### Excerpted text
------
The presentation of video categories and uploading procedures in SchoolTube is user friendly. Attaching a video to the blog was easy enough. The only problem with linking the video to ActivInspire is one that is common with other sites with links to flipcharts, that is the uncertainly of which web browser the video will open up in. No new surprises in copyright and fair use. There is no exaggeration in saying that it can be time consuming to note the source of the photograph or video being borrowed. It is time well spent, I agree. I love Flickr Creative Commons! I would like to have this quote here for future reference. From 21st Century Learning, 11Toolssbisd blogspot, "To download YouTube videos to your computer, use KeepVid or saveyoutube. Then, use Tube Chop or snip.snip.it...." I created a Dropbox account on my laptop and installed the app on my smartphone. Assuming one can easily add netbooks, ipads, etc. to the account, it makes teacher work more convenient. What comes to mind is how it is different or better from a wikispace in a teacher's point of view when considering getting pictures or files into student hands.

Tuesday, June 5, 2012

11 Tools...Tool #2: Creating a PLN


 I have opened up my Google Reader to see where I left off from before. Several feeds have been deleted and new ones are in the process of being added. I'm still looking around on how to share some feeds for organic gardening because two other teachers and I are learning the Seed to Plate requirements in order to start a program at Woodview. I like Google Reader because it is convenient to move from place to place in search of the information I have stored or requested. It's like another brain...I wonder about the synaptic paths I am creating in my own brain that help me to recall where I am going on the internet and why I am going there. Then, remembering what to get and how it has to be used in the physical space. I'm Little Red Riding Hood trekking through the woods in hopes the Big Bad Wolf doesn't sabotage my trip.
------
### Dataset extract
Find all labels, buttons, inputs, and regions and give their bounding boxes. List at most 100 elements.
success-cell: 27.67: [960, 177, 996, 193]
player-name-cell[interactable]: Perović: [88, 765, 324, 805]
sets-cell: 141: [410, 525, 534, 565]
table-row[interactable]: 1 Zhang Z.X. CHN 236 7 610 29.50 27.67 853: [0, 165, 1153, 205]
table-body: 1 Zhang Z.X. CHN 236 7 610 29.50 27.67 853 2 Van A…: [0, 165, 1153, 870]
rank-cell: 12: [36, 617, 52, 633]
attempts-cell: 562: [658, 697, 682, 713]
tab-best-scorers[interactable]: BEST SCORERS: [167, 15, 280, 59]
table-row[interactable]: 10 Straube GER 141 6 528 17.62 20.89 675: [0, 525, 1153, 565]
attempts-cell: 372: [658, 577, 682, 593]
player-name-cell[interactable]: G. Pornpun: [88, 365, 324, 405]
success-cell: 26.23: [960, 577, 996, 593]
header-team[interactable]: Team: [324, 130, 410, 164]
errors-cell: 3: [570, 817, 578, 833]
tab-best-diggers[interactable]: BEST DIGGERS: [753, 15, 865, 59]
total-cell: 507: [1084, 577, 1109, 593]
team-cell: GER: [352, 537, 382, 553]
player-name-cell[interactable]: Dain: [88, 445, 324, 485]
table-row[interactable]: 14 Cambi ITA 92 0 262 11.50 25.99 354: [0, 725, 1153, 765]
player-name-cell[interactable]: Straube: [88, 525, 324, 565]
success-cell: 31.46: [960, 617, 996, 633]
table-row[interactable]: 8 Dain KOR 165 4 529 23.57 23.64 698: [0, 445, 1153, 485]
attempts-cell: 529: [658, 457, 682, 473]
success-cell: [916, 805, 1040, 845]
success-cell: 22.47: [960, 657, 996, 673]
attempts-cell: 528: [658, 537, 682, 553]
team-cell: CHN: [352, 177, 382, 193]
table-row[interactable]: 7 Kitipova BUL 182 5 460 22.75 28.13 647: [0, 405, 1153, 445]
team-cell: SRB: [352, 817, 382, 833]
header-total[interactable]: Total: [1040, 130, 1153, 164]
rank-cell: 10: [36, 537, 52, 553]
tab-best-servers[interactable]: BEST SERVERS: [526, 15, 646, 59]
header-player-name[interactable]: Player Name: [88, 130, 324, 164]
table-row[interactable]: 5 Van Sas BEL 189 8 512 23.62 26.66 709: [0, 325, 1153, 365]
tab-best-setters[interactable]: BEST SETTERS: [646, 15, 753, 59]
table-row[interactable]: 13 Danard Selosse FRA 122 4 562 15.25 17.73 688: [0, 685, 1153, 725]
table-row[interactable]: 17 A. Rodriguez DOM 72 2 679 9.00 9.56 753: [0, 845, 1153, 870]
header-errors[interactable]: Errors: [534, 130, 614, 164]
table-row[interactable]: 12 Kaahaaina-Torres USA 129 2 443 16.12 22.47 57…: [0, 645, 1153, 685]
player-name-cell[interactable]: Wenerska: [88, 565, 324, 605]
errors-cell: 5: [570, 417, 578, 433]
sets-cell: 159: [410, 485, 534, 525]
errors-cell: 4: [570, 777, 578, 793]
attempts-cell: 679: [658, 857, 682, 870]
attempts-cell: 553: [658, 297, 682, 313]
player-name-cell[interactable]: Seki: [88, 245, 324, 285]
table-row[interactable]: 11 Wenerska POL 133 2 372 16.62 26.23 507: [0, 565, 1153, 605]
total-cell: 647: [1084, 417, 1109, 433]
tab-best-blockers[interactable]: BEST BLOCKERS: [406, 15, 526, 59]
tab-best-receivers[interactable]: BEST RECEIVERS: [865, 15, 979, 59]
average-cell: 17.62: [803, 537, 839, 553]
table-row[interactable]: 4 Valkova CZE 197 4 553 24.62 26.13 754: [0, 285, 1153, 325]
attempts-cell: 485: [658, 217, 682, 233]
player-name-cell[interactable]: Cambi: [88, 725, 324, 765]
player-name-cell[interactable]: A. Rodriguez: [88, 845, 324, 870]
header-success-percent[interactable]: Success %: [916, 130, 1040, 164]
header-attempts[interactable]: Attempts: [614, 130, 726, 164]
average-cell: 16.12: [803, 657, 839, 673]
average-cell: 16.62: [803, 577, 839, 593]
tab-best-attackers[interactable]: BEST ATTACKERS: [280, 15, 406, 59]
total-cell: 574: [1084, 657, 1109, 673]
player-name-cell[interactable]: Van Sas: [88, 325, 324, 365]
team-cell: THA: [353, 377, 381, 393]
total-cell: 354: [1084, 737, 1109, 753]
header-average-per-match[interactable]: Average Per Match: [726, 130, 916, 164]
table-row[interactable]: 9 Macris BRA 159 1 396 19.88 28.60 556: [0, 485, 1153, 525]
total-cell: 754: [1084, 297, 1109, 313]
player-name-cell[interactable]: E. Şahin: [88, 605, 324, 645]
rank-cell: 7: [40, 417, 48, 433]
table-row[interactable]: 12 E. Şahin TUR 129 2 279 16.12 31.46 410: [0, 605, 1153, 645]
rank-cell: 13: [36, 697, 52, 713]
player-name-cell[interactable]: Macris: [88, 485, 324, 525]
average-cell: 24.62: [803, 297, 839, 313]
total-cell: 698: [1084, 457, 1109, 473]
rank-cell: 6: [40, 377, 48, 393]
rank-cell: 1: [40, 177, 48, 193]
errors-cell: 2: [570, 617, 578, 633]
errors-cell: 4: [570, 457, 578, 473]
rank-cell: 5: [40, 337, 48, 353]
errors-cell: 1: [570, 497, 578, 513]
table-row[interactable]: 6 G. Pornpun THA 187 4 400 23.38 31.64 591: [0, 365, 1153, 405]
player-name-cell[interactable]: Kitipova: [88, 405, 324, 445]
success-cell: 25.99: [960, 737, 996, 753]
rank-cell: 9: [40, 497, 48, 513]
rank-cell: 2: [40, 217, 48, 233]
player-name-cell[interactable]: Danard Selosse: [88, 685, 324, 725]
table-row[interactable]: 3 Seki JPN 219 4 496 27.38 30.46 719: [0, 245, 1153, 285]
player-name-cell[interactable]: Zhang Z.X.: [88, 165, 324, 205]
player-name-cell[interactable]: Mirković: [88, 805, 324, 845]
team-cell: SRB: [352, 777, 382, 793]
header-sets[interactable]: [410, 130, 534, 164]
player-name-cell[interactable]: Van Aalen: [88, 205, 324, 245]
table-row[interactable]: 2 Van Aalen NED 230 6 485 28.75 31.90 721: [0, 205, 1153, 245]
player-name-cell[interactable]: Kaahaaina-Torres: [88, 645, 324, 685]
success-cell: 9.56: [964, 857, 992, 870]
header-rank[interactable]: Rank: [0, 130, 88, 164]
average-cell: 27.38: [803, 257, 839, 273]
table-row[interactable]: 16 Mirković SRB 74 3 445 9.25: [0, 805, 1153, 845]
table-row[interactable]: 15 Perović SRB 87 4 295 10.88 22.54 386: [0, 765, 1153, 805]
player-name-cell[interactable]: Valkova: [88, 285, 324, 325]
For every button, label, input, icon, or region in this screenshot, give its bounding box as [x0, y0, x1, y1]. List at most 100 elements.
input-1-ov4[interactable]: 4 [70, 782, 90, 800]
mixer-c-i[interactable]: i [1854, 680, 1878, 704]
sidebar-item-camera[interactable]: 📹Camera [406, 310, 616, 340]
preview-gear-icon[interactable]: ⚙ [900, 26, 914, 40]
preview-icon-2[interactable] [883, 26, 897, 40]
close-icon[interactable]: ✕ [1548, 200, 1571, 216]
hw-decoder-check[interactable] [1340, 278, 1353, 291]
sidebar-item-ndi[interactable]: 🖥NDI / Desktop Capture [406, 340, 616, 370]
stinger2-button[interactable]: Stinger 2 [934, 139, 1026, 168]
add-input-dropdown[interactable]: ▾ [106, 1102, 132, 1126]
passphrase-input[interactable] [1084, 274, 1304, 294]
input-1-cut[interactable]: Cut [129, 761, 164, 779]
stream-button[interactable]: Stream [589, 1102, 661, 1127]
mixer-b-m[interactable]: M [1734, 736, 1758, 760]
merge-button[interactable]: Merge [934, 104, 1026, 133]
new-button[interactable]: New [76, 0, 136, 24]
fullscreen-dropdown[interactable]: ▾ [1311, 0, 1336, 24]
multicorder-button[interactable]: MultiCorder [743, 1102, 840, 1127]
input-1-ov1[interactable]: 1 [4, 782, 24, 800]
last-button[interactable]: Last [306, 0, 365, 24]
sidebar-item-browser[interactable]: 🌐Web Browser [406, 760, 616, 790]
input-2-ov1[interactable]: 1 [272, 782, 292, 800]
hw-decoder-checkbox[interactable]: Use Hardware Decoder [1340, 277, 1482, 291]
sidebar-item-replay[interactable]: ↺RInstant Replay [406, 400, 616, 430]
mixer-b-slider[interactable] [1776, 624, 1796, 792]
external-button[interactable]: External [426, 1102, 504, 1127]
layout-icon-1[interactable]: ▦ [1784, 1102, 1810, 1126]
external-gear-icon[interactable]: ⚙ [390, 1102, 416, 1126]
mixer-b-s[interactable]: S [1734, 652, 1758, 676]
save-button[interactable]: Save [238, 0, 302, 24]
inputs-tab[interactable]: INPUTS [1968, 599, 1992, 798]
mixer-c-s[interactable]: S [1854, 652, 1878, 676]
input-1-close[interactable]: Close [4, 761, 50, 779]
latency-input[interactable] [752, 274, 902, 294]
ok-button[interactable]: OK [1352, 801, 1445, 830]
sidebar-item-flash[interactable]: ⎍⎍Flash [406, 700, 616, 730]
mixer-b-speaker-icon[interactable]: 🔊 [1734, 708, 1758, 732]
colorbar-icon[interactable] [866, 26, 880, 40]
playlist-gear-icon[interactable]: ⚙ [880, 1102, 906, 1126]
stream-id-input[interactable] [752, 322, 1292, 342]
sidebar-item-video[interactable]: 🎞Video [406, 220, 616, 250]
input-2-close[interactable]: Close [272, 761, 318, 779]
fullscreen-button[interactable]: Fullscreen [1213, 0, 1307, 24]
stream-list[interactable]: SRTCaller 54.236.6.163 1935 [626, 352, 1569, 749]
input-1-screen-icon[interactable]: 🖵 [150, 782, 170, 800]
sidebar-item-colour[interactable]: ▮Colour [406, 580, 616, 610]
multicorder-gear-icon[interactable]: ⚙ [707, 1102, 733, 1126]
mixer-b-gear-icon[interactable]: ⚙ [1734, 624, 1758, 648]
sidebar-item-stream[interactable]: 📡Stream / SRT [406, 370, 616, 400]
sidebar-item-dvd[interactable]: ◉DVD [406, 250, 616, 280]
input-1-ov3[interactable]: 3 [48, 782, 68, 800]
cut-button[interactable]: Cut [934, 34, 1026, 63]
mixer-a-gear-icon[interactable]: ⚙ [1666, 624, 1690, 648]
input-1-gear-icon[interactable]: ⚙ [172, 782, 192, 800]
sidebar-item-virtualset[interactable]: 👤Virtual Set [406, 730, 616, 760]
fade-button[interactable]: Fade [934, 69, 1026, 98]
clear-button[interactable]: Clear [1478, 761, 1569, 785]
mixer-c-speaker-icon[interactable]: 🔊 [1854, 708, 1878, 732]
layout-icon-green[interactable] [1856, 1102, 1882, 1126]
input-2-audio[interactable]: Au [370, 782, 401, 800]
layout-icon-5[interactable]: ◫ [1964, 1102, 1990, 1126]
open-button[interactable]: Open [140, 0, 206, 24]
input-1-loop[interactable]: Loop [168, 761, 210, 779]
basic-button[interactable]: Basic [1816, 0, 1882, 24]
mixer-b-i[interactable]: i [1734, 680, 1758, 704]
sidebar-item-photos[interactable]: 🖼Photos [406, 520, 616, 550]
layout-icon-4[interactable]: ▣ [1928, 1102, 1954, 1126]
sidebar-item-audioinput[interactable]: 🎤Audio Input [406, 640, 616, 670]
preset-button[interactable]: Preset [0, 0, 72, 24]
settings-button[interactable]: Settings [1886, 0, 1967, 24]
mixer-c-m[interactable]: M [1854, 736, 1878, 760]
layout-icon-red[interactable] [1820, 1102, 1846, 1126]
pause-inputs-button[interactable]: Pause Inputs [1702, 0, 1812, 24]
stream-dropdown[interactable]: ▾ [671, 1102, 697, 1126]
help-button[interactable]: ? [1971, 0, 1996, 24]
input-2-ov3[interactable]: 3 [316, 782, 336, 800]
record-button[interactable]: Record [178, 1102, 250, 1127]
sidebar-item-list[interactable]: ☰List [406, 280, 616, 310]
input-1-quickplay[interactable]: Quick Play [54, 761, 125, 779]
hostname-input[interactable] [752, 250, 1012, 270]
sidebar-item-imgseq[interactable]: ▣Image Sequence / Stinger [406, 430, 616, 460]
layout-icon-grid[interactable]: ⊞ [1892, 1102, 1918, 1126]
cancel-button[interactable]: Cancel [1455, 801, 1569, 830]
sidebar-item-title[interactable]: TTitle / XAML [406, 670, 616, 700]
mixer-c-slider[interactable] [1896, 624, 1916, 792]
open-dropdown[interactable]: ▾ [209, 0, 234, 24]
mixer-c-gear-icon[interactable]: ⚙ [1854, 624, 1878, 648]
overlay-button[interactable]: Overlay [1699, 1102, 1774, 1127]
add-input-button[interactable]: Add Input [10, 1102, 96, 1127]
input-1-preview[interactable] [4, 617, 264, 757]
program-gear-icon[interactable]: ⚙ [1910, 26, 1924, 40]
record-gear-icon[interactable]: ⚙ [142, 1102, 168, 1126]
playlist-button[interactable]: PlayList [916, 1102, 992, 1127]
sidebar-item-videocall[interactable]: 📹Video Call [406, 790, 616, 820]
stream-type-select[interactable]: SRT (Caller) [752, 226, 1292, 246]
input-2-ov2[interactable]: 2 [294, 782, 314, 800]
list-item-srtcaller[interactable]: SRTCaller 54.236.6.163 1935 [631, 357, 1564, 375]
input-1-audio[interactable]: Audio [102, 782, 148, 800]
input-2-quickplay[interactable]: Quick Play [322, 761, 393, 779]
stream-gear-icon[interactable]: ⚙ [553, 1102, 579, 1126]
------
### Assigned task
Copy out the entire teacher's blog excerpt above, word for word and without changes.

### Output
The presentation of video categories and uploading procedures in SchoolTube is user friendly. Attaching a video to the blog was easy enough. The only problem with linking the video to ActivInspire is one that is common with other sites with links to flipcharts, that is the uncertainly of which web browser the video will open up in. No new surprises in copyright and fair use. There is no exaggeration in saying that it can be time consuming to note the source of the photograph or video being borrowed. It is time well spent, I agree. I love Flickr Creative Commons! I would like to have this quote here for future reference. From 21st Century Learning, 11Toolssbisd blogspot, "To download YouTube videos to your computer, use KeepVid or saveyoutube. Then, use Tube Chop or snip.snip.it...." I created a Dropbox account on my laptop and installed the app on my smartphone. Assuming one can easily add netbooks, ipads, etc. to the account, it makes teacher work more convenient. What comes to mind is how it is different or better from a wikispace in a teacher's point of view when considering getting pictures or files into student hands.

Tuesday, June 5, 2012

11 Tools...Tool #2: Creating a PLN


 I have opened up my Google Reader to see where I left off from before. Several feeds have been deleted and new ones are in the process of being added. I'm still looking around on how to share some feeds for organic gardening because two other teachers and I are learning the Seed to Plate requirements in order to start a program at Woodview. I like Google Reader because it is convenient to move from place to place in search of the information I have stored or requested. It's like another brain...I wonder about the synaptic paths I am creating in my own brain that help me to recall where I am going on the internet and why I am going there. Then, remembering what to get and how it has to be used in the physical space. I'm Little Red Riding Hood trekking through the woods in hopes the Big Bad Wolf doesn't sabotage my trip.